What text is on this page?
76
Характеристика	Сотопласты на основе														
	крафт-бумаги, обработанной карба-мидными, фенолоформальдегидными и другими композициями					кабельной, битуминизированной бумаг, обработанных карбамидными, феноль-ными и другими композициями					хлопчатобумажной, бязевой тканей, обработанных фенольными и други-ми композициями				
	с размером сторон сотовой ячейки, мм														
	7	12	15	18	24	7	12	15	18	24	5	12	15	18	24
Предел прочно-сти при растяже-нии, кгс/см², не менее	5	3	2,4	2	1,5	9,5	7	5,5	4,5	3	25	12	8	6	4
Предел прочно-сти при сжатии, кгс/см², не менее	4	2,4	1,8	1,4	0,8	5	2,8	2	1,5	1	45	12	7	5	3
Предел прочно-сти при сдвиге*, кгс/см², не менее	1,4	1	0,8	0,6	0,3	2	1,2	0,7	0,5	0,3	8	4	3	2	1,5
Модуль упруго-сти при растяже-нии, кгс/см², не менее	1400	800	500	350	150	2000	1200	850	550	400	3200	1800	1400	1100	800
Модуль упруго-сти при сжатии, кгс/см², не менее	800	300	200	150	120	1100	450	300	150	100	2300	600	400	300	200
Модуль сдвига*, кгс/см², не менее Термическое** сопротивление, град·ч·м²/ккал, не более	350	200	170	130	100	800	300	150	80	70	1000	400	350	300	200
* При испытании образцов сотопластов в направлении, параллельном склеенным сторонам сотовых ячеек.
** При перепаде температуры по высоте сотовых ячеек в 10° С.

## Goal of the exercise
From the records, copy every line that has the string "сотовых" in it.

## Response
* При испытании образцов сотопластов в направлении, параллельном склеенным сторонам сотовых ячеек.
** При перепаде температуры по высоте сотовых ячеек в 10° С.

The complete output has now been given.